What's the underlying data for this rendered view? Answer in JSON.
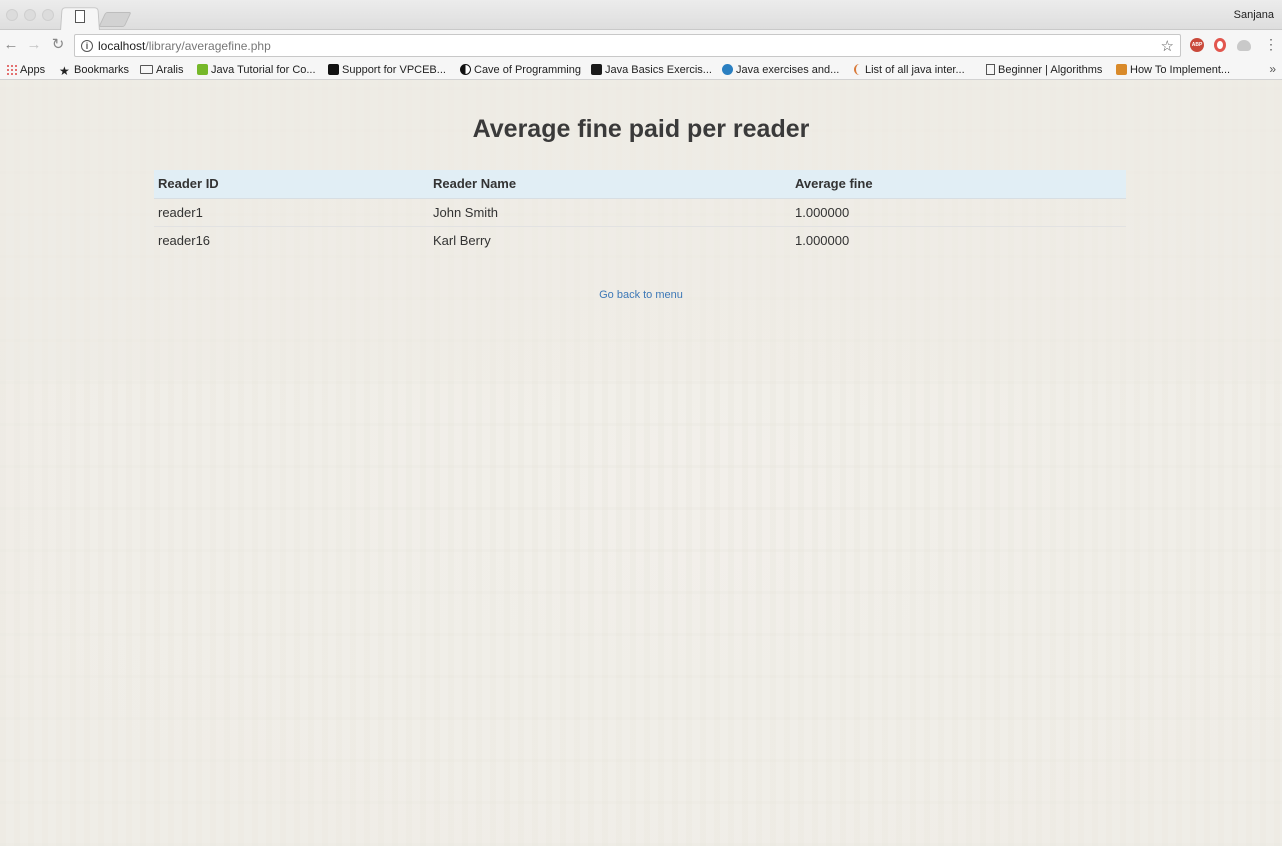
{
  "browser": {
    "profile": "Sanjana",
    "url_host": "localhost",
    "url_path": "/library/averagefine.php",
    "bookmarks": [
      {
        "label": "Apps",
        "icon": "apps-grid-icon"
      },
      {
        "label": "Bookmarks",
        "icon": "star-icon"
      },
      {
        "label": "Aralis",
        "icon": "folder-icon"
      },
      {
        "label": "Java Tutorial for Co...",
        "icon": "udemy-icon"
      },
      {
        "label": "Support for VPCEB...",
        "icon": "sony-s-icon"
      },
      {
        "label": "Cave of Programming",
        "icon": "yin-yang-icon"
      },
      {
        "label": "Java Basics Exercis...",
        "icon": "terminal-icon"
      },
      {
        "label": "Java exercises and...",
        "icon": "java-globe-icon"
      },
      {
        "label": "List of all java inter...",
        "icon": "quote-icon"
      },
      {
        "label": "Beginner | Algorithms",
        "icon": "page-icon"
      },
      {
        "label": "How To Implement...",
        "icon": "orange-square-icon"
      }
    ]
  },
  "page": {
    "title": "Average fine paid per reader",
    "table": {
      "headers": [
        "Reader ID",
        "Reader Name",
        "Average fine"
      ],
      "rows": [
        [
          "reader1",
          "John Smith",
          "1.000000"
        ],
        [
          "reader16",
          "Karl Berry",
          "1.000000"
        ]
      ]
    },
    "back_link": "Go back to menu"
  },
  "colors": {
    "header_row_bg": "#e1eef5",
    "link": "#3d78b6"
  }
}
++++++++++
EXERCISE PROMPT:
Copy every line of the listing that contains the word "icon".

EXERCISE SOLUTION:
        "icon": "apps-grid-icon"
        "icon": "star-icon"
        "icon": "folder-icon"
        "icon": "udemy-icon"
        "icon": "sony-s-icon"
        "icon": "yin-yang-icon"
        "icon": "terminal-icon"
        "icon": "java-globe-icon"
        "icon": "quote-icon"
        "icon": "page-icon"
        "icon": "orange-square-icon"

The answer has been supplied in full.